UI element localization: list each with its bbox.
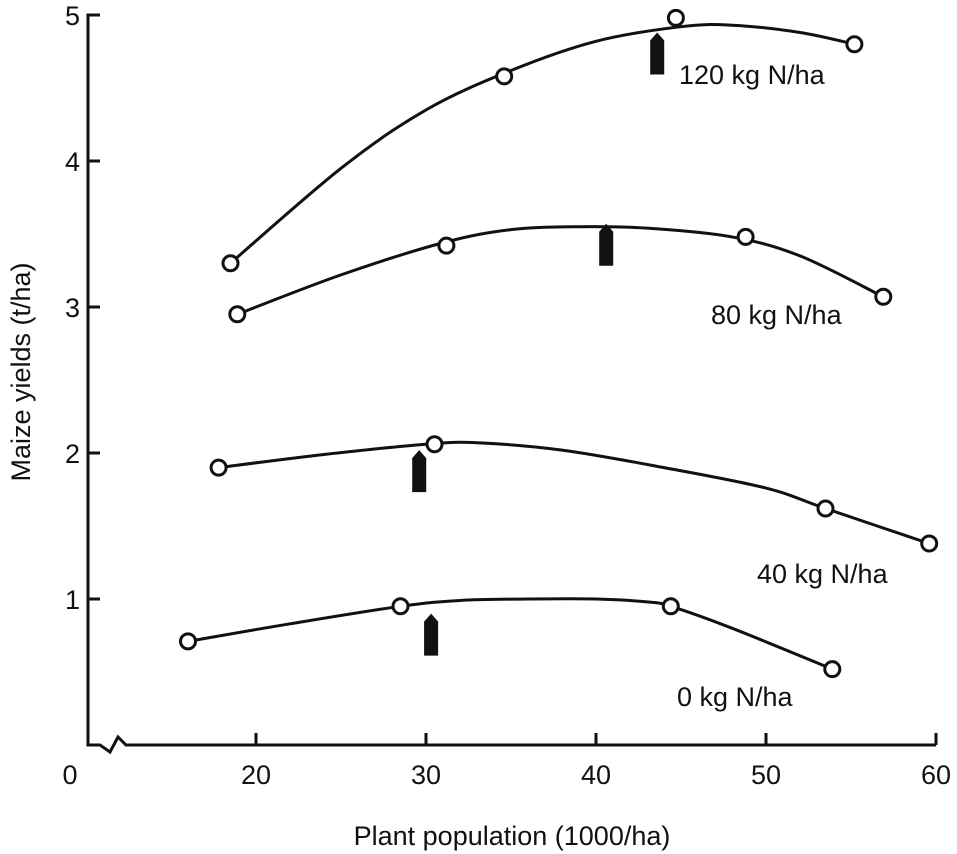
y-tick-label: 2 xyxy=(65,439,80,469)
x-tick-label: 50 xyxy=(751,760,781,790)
x-tick-label: 60 xyxy=(921,760,951,790)
y-tick-label: 3 xyxy=(65,293,80,323)
series-line xyxy=(229,23,855,265)
series-line xyxy=(187,597,833,671)
y-tick-label: 1 xyxy=(65,585,80,615)
series-label-80: 80 kg N/ha xyxy=(711,300,843,330)
axes xyxy=(86,13,938,755)
data-point xyxy=(845,35,864,54)
data-point xyxy=(437,236,456,255)
data-point xyxy=(661,597,680,616)
series-3 xyxy=(179,597,842,679)
x-tick-label: 20 xyxy=(241,760,271,790)
series-0 xyxy=(221,8,864,273)
series-2 xyxy=(209,435,939,553)
optimum-arrow-icon xyxy=(424,613,439,656)
data-point xyxy=(816,499,835,518)
data-point xyxy=(209,458,228,477)
y-tick-label: 5 xyxy=(65,1,80,31)
x-axis-label: Plant population (1000/ha) xyxy=(354,821,671,851)
data-point xyxy=(228,305,247,324)
y-tick-label: 4 xyxy=(65,147,80,177)
data-point xyxy=(495,67,514,86)
series-1 xyxy=(228,223,893,324)
data-point xyxy=(425,435,444,454)
data-point xyxy=(179,632,197,651)
x-tick-label: 40 xyxy=(581,760,611,790)
data-point xyxy=(823,660,842,679)
optimum-arrow-icon xyxy=(650,32,665,75)
data-point xyxy=(391,597,410,616)
series-label-0: 0 kg N/ha xyxy=(677,682,794,712)
series-label-40: 40 kg N/ha xyxy=(757,559,889,589)
y-axis-label: Maize yields (t/ha) xyxy=(6,262,36,481)
series-label-120: 120 kg N/ha xyxy=(679,60,826,90)
data-point xyxy=(736,227,755,246)
data-point xyxy=(221,254,240,273)
series-line xyxy=(218,440,930,545)
optimum-arrow-icon xyxy=(412,450,427,493)
data-point xyxy=(920,534,939,553)
x-tick-label: 0 xyxy=(62,760,77,790)
axis-lines xyxy=(86,13,936,755)
series-line xyxy=(236,225,884,316)
optimum-arrow-icon xyxy=(599,223,614,266)
x-tick-label: 30 xyxy=(411,760,441,790)
data-point xyxy=(666,8,685,27)
data-point xyxy=(874,287,893,306)
plot-area xyxy=(179,8,939,679)
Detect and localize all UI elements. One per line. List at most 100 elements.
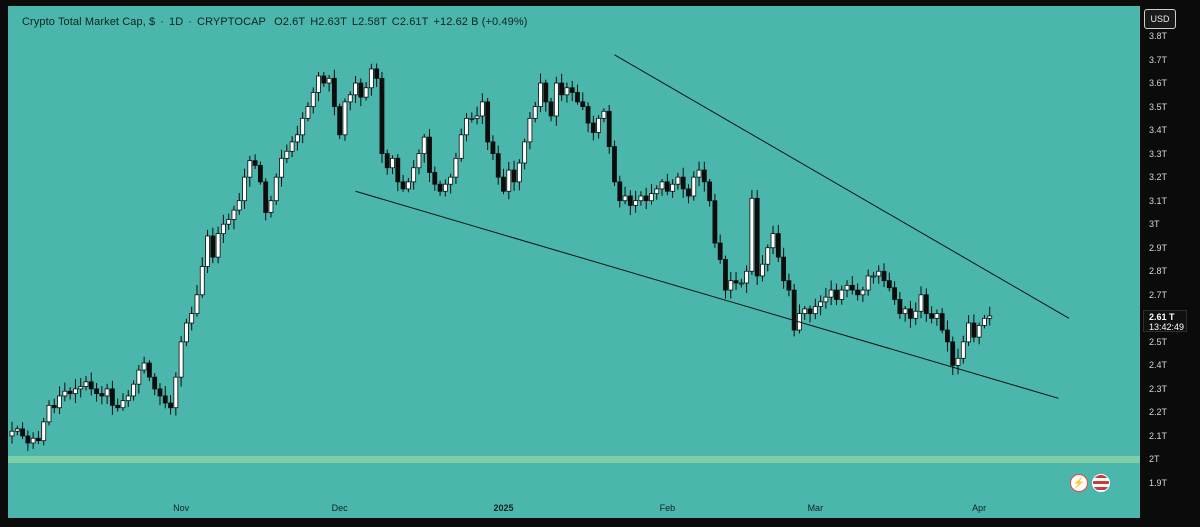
- bolt-icon[interactable]: ⚡: [1070, 474, 1088, 492]
- candle-up[interactable]: [469, 117, 475, 120]
- candle-down[interactable]: [717, 242, 723, 260]
- candle-up[interactable]: [728, 280, 734, 291]
- candle-down[interactable]: [775, 233, 781, 258]
- candle-up[interactable]: [538, 82, 543, 107]
- candle-up[interactable]: [294, 134, 300, 143]
- candle-up[interactable]: [279, 157, 284, 178]
- candle-up[interactable]: [865, 275, 871, 291]
- candle-down[interactable]: [807, 308, 813, 315]
- candle-up[interactable]: [934, 313, 940, 319]
- candle-up[interactable]: [448, 176, 454, 185]
- candle-up[interactable]: [532, 106, 538, 119]
- candle-down[interactable]: [712, 200, 718, 244]
- candle-down[interactable]: [617, 181, 623, 202]
- candle-up[interactable]: [184, 322, 189, 343]
- candle-up[interactable]: [416, 153, 422, 169]
- candle-up[interactable]: [273, 176, 279, 202]
- candle-down[interactable]: [590, 122, 596, 133]
- candle-down[interactable]: [548, 101, 554, 117]
- candle-up[interactable]: [479, 101, 485, 117]
- candle-down[interactable]: [945, 329, 950, 343]
- candle-up[interactable]: [987, 315, 993, 319]
- candle-up[interactable]: [289, 141, 295, 152]
- candle-down[interactable]: [855, 289, 860, 296]
- candle-down[interactable]: [384, 153, 390, 169]
- candle-down[interactable]: [786, 280, 792, 291]
- candle-down[interactable]: [379, 77, 385, 155]
- candle-up[interactable]: [823, 296, 829, 303]
- candle-up[interactable]: [83, 381, 89, 387]
- candle-down[interactable]: [892, 287, 897, 300]
- candle-up[interactable]: [839, 289, 845, 300]
- candle-up[interactable]: [670, 183, 676, 192]
- candle-up[interactable]: [9, 430, 15, 437]
- candle-up[interactable]: [405, 181, 411, 190]
- candle-up[interactable]: [474, 115, 480, 119]
- candle-up[interactable]: [342, 101, 348, 136]
- candle-down[interactable]: [897, 299, 903, 315]
- interval-label[interactable]: 1D: [169, 16, 184, 28]
- candle-up[interactable]: [310, 92, 316, 107]
- candle-down[interactable]: [849, 284, 855, 291]
- candle-up[interactable]: [522, 141, 528, 164]
- candle-up[interactable]: [226, 219, 232, 225]
- candle-up[interactable]: [760, 263, 765, 277]
- candle-up[interactable]: [268, 200, 274, 213]
- candle-down[interactable]: [67, 390, 73, 395]
- candle-up[interactable]: [73, 388, 78, 395]
- candle-up[interactable]: [231, 209, 237, 220]
- trendline-upper[interactable]: [614, 54, 1070, 319]
- candle-up[interactable]: [638, 195, 644, 202]
- candle-up[interactable]: [205, 235, 210, 267]
- candle-up[interactable]: [14, 428, 20, 432]
- candle-up[interactable]: [738, 282, 744, 285]
- candle-up[interactable]: [860, 289, 866, 296]
- candle-up[interactable]: [828, 289, 834, 298]
- candle-down[interactable]: [94, 388, 99, 395]
- candle-up[interactable]: [913, 310, 919, 319]
- candle-down[interactable]: [51, 404, 57, 409]
- candle-up[interactable]: [982, 317, 987, 326]
- candle-down[interactable]: [585, 106, 591, 124]
- candle-down[interactable]: [88, 381, 94, 390]
- candle-down[interactable]: [707, 181, 713, 202]
- candle-down[interactable]: [575, 92, 580, 103]
- candle-down[interactable]: [723, 259, 728, 291]
- candle-up[interactable]: [744, 270, 750, 284]
- candle-up[interactable]: [242, 176, 247, 202]
- candle-up[interactable]: [464, 117, 469, 136]
- candle-down[interactable]: [971, 322, 977, 338]
- candle-up[interactable]: [78, 386, 84, 390]
- candle-up[interactable]: [353, 82, 358, 96]
- candle-down[interactable]: [99, 393, 105, 397]
- currency-button[interactable]: USD: [1144, 9, 1176, 29]
- candle-down[interactable]: [395, 157, 401, 183]
- candle-up[interactable]: [902, 308, 908, 315]
- candle-up[interactable]: [812, 306, 818, 315]
- candle-down[interactable]: [263, 181, 269, 213]
- candle-down[interactable]: [569, 87, 575, 93]
- candle-up[interactable]: [506, 169, 512, 192]
- candle-down[interactable]: [115, 404, 121, 409]
- candle-up[interactable]: [818, 301, 824, 307]
- candle-down[interactable]: [337, 106, 343, 136]
- candle-up[interactable]: [62, 390, 68, 397]
- candle-down[interactable]: [881, 270, 887, 282]
- candle-down[interactable]: [643, 195, 649, 202]
- candle-up[interactable]: [247, 160, 253, 178]
- candle-down[interactable]: [321, 75, 327, 84]
- candle-up[interactable]: [131, 383, 136, 397]
- candle-up[interactable]: [871, 275, 876, 278]
- candle-down[interactable]: [501, 176, 506, 192]
- chart-plot-area[interactable]: Crypto Total Market Cap, $ · 1D · CRYPTOCAP …: [8, 6, 1140, 490]
- candle-up[interactable]: [442, 183, 448, 192]
- candle-down[interactable]: [612, 146, 617, 183]
- candle-up[interactable]: [284, 150, 290, 159]
- candle-down[interactable]: [210, 235, 216, 258]
- candle-up[interactable]: [622, 195, 628, 202]
- candle-up[interactable]: [654, 188, 660, 195]
- candle-down[interactable]: [701, 169, 707, 183]
- candlestick-chart[interactable]: [8, 6, 1140, 490]
- candle-up[interactable]: [453, 157, 459, 178]
- candle-up[interactable]: [675, 176, 681, 185]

[Given exercise] Lay out the entries from the line with "- bolt-icon[interactable]: ⚡: [1070, 474, 1088, 492]" to the line with "- candle-down[interactable]: [775, 233, 781, 258]" as a JSON list of strings, one string per line, leaving out any blank lines.

[Worked answer]
[
  "- bolt-icon[interactable]: ⚡: [1070, 474, 1088, 492]",
  "- candle-up[interactable]: [469, 117, 475, 120]",
  "- candle-down[interactable]: [717, 242, 723, 260]",
  "- candle-up[interactable]: [728, 280, 734, 291]",
  "- candle-down[interactable]: [775, 233, 781, 258]"
]